Exercise materials.
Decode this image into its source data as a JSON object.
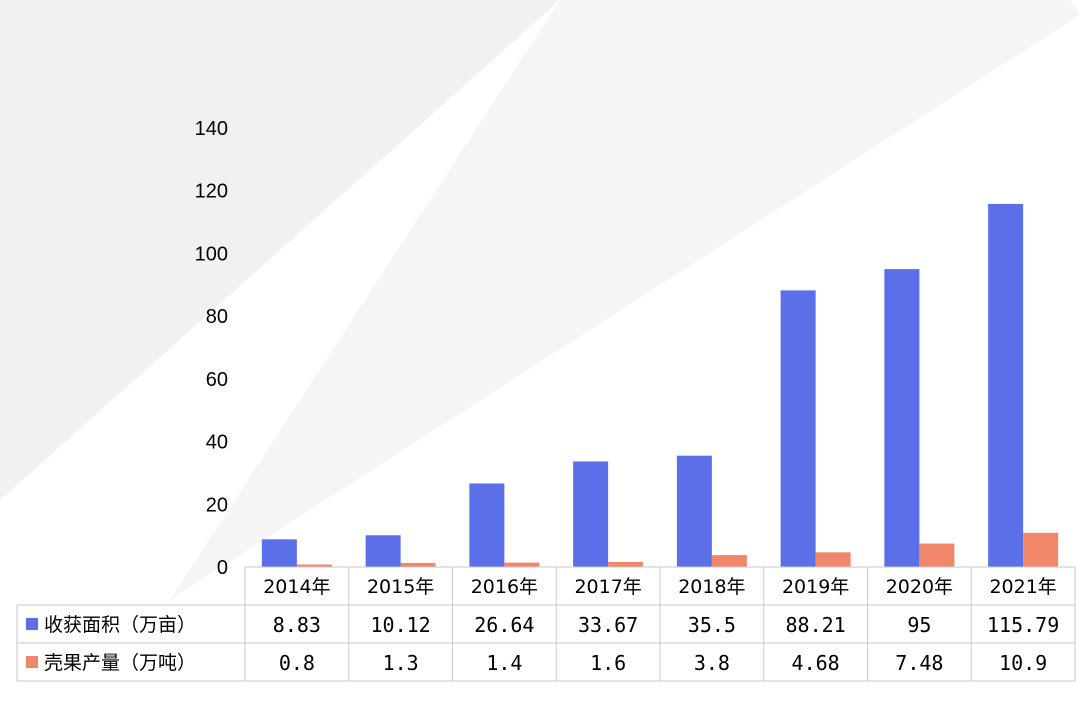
{
  "colors": {
    "area": "#5b6fe8",
    "yield": "#f0866a"
  },
  "chart_data": {
    "type": "bar",
    "categories": [
      "2014年",
      "2015年",
      "2016年",
      "2017年",
      "2018年",
      "2019年",
      "2020年",
      "2021年"
    ],
    "series": [
      {
        "name": "收获面积（万亩）",
        "values": [
          8.83,
          10.12,
          26.64,
          33.67,
          35.5,
          88.21,
          95,
          115.79
        ],
        "labels": [
          "8.83",
          "10.12",
          "26.64",
          "33.67",
          "35.5",
          "88.21",
          "95",
          "115.79"
        ]
      },
      {
        "name": "壳果产量（万吨）",
        "values": [
          0.8,
          1.3,
          1.4,
          1.6,
          3.8,
          4.68,
          7.48,
          10.9
        ],
        "labels": [
          "0.8",
          "1.3",
          "1.4",
          "1.6",
          "3.8",
          "4.68",
          "7.48",
          "10.9"
        ]
      }
    ],
    "ylim": [
      0,
      140
    ],
    "yticks": [
      0,
      20,
      40,
      60,
      80,
      100,
      120,
      140
    ],
    "data_table": true,
    "legend": "in data table"
  }
}
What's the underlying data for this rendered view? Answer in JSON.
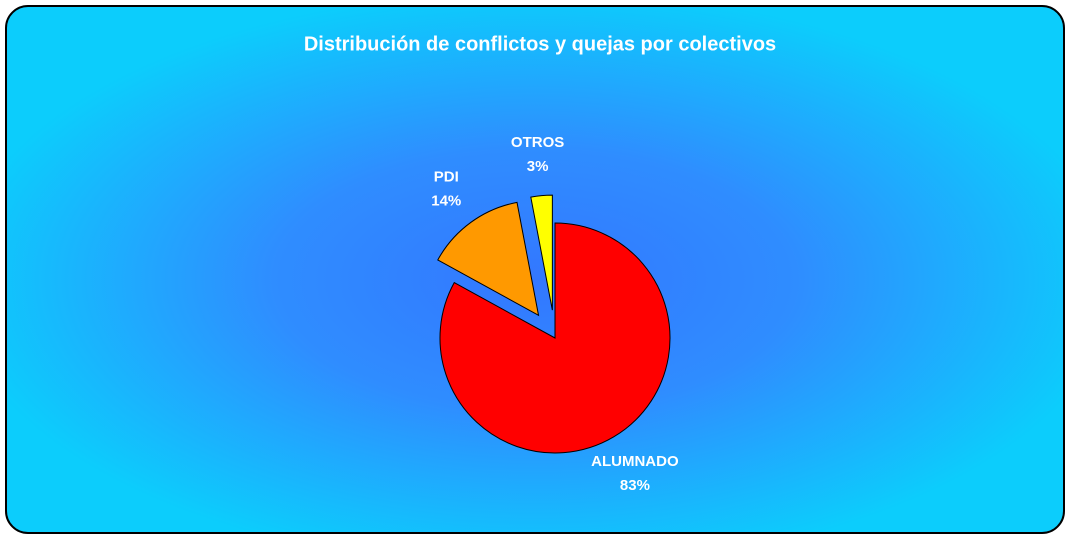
{
  "chart_data": {
    "type": "pie",
    "title": "Distribución de conflictos y quejas por colectivos",
    "categories": [
      "ALUMNADO",
      "PDI",
      "OTROS"
    ],
    "values": [
      83,
      14,
      3
    ],
    "value_labels": [
      "83%",
      "14%",
      "3%"
    ],
    "colors": [
      "#ff0000",
      "#ff9900",
      "#ffff00"
    ]
  }
}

Exercise aim. Using the material above, copy every line in which the string "this" occurs.

Response.
Decode this image into its source data as a JSON object.
What's the underlying data for this rendered view? Answer in JSON.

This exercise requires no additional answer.